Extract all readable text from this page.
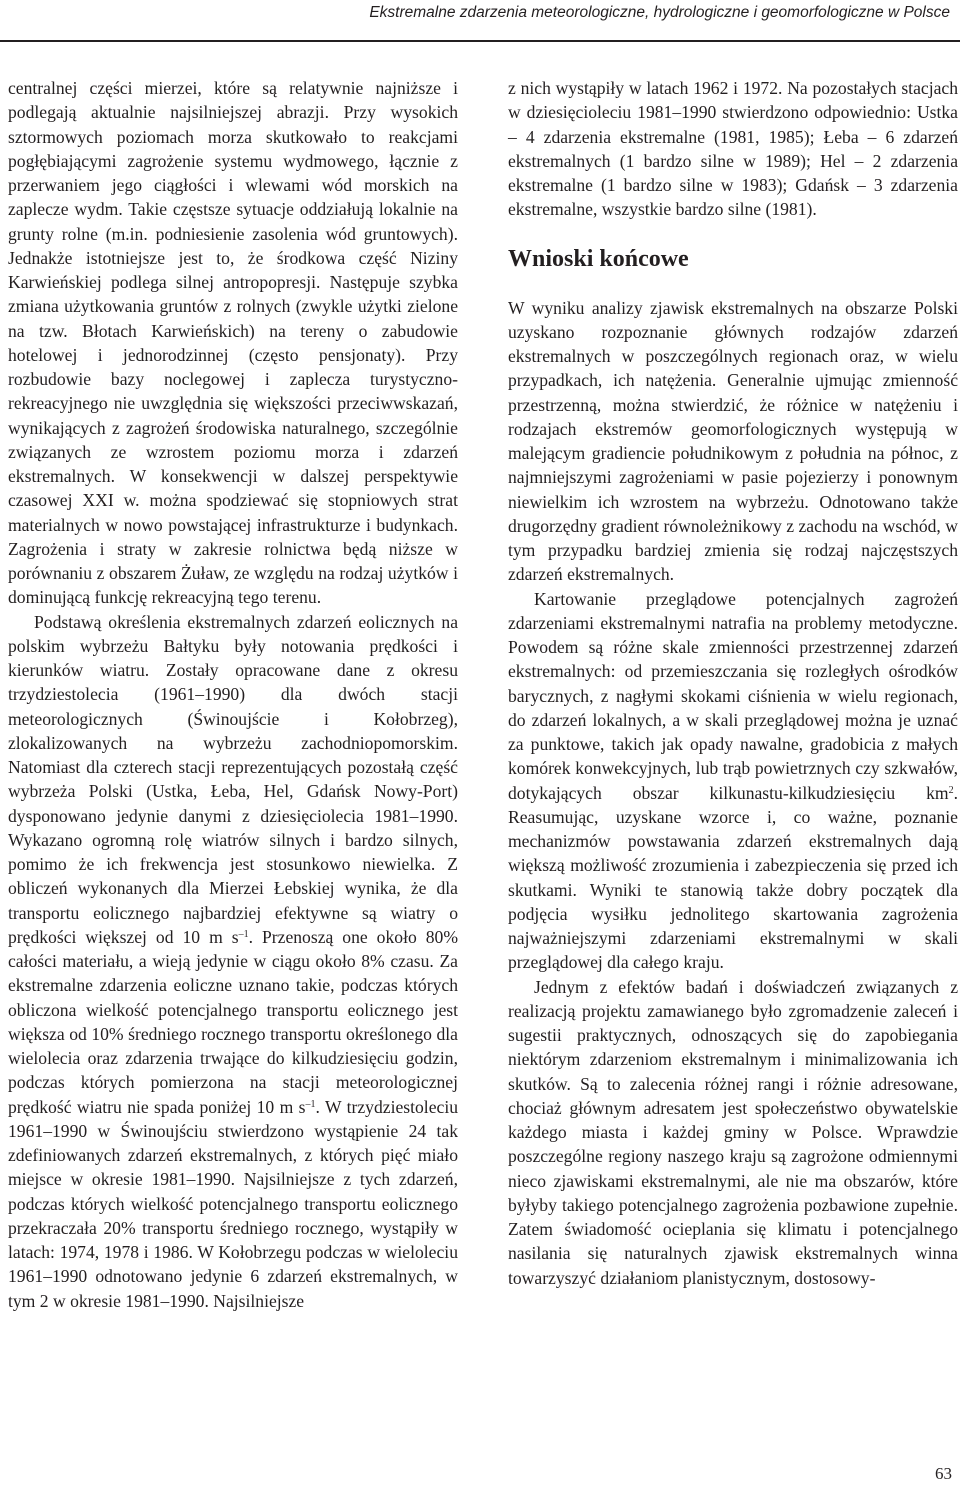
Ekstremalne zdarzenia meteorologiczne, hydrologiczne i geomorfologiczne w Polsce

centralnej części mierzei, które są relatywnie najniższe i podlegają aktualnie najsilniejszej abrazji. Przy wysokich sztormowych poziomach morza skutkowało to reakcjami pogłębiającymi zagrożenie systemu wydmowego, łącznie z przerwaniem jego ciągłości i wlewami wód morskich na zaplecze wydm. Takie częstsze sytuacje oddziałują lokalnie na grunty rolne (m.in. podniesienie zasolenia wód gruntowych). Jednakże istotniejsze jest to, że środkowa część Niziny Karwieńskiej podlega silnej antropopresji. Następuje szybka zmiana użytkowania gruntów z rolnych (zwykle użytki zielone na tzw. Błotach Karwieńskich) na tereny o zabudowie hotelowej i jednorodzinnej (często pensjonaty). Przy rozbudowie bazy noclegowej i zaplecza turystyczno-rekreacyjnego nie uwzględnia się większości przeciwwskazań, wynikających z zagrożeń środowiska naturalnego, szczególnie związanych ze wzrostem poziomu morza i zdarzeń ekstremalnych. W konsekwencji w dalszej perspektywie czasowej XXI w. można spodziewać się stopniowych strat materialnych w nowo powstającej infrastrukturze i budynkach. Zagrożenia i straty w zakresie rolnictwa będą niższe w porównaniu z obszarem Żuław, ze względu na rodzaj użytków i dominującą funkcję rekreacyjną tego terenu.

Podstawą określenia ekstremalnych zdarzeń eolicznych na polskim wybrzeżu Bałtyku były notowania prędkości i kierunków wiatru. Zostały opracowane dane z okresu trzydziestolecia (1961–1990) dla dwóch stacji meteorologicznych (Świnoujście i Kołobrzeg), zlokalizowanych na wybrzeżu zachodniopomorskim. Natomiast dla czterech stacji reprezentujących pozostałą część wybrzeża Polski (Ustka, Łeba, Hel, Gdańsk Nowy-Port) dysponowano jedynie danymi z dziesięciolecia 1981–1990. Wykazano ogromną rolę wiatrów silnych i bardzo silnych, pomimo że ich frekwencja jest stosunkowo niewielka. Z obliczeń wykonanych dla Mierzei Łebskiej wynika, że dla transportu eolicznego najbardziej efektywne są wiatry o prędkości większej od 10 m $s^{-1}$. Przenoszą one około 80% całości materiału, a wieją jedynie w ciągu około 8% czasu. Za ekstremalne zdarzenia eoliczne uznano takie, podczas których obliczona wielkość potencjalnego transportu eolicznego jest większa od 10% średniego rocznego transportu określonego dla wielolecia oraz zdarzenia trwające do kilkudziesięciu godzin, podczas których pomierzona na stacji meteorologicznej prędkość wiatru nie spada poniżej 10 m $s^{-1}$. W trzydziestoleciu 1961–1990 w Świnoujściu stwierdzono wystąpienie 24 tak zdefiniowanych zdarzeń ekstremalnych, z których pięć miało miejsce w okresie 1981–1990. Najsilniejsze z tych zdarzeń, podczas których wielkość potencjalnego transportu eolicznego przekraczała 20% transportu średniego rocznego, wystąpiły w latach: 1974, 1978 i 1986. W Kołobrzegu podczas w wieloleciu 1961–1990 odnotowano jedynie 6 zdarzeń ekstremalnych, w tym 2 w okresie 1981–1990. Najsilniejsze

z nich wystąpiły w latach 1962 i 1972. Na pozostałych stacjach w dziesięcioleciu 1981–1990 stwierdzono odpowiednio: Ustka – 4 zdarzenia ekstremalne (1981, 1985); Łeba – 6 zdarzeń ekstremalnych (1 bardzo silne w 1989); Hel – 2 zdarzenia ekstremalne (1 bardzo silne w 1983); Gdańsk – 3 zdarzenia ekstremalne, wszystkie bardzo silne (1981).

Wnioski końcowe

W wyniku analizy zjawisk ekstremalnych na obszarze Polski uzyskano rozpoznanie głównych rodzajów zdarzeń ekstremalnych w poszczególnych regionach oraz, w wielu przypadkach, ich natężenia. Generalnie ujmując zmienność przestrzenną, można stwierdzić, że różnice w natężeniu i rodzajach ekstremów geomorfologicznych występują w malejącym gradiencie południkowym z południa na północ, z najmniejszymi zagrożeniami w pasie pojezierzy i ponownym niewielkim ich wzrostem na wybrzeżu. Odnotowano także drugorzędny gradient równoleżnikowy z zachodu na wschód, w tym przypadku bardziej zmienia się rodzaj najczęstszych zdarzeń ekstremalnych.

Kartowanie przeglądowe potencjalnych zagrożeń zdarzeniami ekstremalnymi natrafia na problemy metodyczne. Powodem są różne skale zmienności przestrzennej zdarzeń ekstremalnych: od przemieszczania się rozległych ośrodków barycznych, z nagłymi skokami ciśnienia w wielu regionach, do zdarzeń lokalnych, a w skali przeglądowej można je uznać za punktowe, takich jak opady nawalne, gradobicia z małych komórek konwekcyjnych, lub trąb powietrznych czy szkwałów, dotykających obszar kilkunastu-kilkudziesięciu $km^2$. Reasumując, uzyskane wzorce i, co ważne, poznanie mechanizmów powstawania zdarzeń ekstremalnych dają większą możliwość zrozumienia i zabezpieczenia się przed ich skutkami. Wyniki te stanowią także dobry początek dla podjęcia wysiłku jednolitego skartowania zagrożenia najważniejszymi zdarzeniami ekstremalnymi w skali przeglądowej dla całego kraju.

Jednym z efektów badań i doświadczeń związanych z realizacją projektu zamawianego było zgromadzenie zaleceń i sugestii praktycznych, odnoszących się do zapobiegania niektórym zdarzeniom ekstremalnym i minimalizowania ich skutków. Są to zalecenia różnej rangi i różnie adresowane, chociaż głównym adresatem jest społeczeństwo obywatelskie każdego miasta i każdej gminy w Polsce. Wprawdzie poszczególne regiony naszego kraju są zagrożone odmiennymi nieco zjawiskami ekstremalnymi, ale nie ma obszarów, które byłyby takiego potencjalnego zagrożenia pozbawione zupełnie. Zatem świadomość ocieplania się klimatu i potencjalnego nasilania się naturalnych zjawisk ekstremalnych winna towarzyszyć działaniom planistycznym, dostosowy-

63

Problem requirements.
Establish how many lines of the material above hold the word "Polsce". Nothing but the count should be returned.

Result of this exercise.
2